> _TASK INSTRUCTIONS_
Below are records to transcribe exactly, without their pictures.

> _Stored data_
═══

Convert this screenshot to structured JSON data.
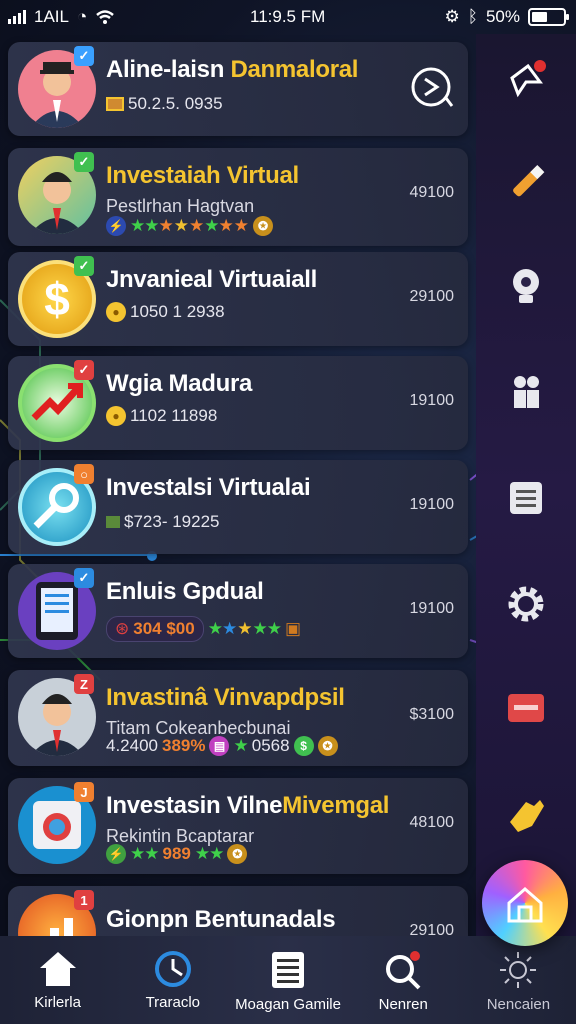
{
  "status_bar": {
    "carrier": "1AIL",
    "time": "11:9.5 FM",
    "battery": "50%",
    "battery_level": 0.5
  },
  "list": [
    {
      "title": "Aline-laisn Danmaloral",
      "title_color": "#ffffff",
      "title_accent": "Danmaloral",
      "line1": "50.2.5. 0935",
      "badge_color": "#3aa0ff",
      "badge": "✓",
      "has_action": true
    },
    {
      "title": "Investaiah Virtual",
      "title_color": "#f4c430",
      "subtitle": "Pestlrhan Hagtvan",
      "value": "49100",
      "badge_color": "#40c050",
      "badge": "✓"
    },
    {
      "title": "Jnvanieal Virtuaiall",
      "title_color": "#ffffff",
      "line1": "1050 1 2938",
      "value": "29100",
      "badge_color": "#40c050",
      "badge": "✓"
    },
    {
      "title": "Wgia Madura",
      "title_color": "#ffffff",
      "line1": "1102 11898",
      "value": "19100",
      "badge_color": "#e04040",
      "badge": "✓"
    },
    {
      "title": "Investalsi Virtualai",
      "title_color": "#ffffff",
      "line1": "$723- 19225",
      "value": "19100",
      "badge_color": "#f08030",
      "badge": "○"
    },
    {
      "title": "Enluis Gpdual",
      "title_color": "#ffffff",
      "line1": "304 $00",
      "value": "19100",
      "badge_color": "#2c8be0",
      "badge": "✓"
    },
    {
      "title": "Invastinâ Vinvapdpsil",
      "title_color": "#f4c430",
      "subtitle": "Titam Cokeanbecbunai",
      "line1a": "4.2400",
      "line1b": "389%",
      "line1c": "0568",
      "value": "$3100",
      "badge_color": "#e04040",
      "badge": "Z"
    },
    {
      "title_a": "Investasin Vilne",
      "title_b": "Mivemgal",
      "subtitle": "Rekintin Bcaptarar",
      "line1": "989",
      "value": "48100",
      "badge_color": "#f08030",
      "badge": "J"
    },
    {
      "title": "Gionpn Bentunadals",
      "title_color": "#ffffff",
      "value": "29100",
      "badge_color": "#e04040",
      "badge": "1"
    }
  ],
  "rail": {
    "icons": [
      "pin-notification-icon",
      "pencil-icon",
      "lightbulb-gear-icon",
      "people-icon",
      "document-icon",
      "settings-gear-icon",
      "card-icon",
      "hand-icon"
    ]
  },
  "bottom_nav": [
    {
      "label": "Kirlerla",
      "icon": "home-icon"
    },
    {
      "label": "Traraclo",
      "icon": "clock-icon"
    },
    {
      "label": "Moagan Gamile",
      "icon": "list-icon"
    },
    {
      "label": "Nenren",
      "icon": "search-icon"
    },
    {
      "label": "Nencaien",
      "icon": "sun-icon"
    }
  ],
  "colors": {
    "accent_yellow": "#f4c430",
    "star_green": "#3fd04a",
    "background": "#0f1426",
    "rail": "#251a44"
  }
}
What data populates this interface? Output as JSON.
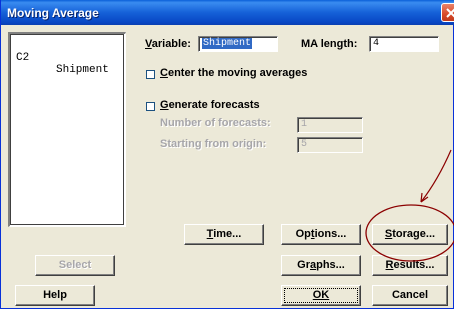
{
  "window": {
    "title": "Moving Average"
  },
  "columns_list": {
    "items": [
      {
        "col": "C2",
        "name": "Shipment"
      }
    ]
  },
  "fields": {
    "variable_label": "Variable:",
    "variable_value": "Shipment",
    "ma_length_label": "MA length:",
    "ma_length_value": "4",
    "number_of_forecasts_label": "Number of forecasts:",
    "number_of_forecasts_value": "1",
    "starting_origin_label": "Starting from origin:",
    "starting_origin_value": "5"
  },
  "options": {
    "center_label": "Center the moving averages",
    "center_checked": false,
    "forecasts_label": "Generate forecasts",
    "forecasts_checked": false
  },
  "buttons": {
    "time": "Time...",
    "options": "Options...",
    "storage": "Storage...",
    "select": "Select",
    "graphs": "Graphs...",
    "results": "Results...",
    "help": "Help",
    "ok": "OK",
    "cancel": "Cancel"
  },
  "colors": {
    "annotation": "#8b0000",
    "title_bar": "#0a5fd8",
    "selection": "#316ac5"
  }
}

═══

> _FINISHED ANSWER_
Convert this screenshot to structured JSON data.
{
  "status_bar": {
    "carrier": "1AIL",
    "time": "11:9.5 FM",
    "battery": "50%",
    "battery_level": 0.5
  },
  "list": [
    {
      "title": "Aline-laisn Danmaloral",
      "title_color": "#ffffff",
      "title_accent": "Danmaloral",
      "line1": "50.2.5. 0935",
      "badge_color": "#3aa0ff",
      "badge": "✓",
      "has_action": true
    },
    {
      "title": "Investaiah Virtual",
      "title_color": "#f4c430",
      "subtitle": "Pestlrhan Hagtvan",
      "value": "49100",
      "badge_color": "#40c050",
      "badge": "✓"
    },
    {
      "title": "Jnvanieal Virtuaiall",
      "title_color": "#ffffff",
      "line1": "1050 1 2938",
      "value": "29100",
      "badge_color": "#40c050",
      "badge": "✓"
    },
    {
      "title": "Wgia Madura",
      "title_color": "#ffffff",
      "line1": "1102 11898",
      "value": "19100",
      "badge_color": "#e04040",
      "badge": "✓"
    },
    {
      "title": "Investalsi Virtualai",
      "title_color": "#ffffff",
      "line1": "$723- 19225",
      "value": "19100",
      "badge_color": "#f08030",
      "badge": "○"
    },
    {
      "title": "Enluis Gpdual",
      "title_color": "#ffffff",
      "line1": "304 $00",
      "value": "19100",
      "badge_color": "#2c8be0",
      "badge": "✓"
    },
    {
      "title": "Invastinâ Vinvapdpsil",
      "title_color": "#f4c430",
      "subtitle": "Titam Cokeanbecbunai",
      "line1a": "4.2400",
      "line1b": "389%",
      "line1c": "0568",
      "value": "$3100",
      "badge_color": "#e04040",
      "badge": "Z"
    },
    {
      "title_a": "Investasin Vilne",
      "title_b": "Mivemgal",
      "subtitle": "Rekintin Bcaptarar",
      "line1": "989",
      "value": "48100",
      "badge_color": "#f08030",
      "badge": "J"
    },
    {
      "title": "Gionpn Bentunadals",
      "title_color": "#ffffff",
      "value": "29100",
      "badge_color": "#e04040",
      "badge": "1"
    }
  ],
  "rail": {
    "icons": [
      "pin-notification-icon",
      "pencil-icon",
      "lightbulb-gear-icon",
      "people-icon",
      "document-icon",
      "settings-gear-icon",
      "card-icon",
      "hand-icon"
    ]
  },
  "bottom_nav": [
    {
      "label": "Kirlerla",
      "icon": "home-icon"
    },
    {
      "label": "Traraclo",
      "icon": "clock-icon"
    },
    {
      "label": "Moagan Gamile",
      "icon": "list-icon"
    },
    {
      "label": "Nenren",
      "icon": "search-icon"
    },
    {
      "label": "Nencaien",
      "icon": "sun-icon"
    }
  ],
  "colors": {
    "accent_yellow": "#f4c430",
    "star_green": "#3fd04a",
    "background": "#0f1426",
    "rail": "#251a44"
  }
}
What data populates this interface? Output as JSON.
{
  "window": {
    "title": "Moving Average"
  },
  "columns_list": {
    "items": [
      {
        "col": "C2",
        "name": "Shipment"
      }
    ]
  },
  "fields": {
    "variable_label": "Variable:",
    "variable_value": "Shipment",
    "ma_length_label": "MA length:",
    "ma_length_value": "4",
    "number_of_forecasts_label": "Number of forecasts:",
    "number_of_forecasts_value": "1",
    "starting_origin_label": "Starting from origin:",
    "starting_origin_value": "5"
  },
  "options": {
    "center_label": "Center the moving averages",
    "center_checked": false,
    "forecasts_label": "Generate forecasts",
    "forecasts_checked": false
  },
  "buttons": {
    "time": "Time...",
    "options": "Options...",
    "storage": "Storage...",
    "select": "Select",
    "graphs": "Graphs...",
    "results": "Results...",
    "help": "Help",
    "ok": "OK",
    "cancel": "Cancel"
  },
  "colors": {
    "annotation": "#8b0000",
    "title_bar": "#0a5fd8",
    "selection": "#316ac5"
  }
}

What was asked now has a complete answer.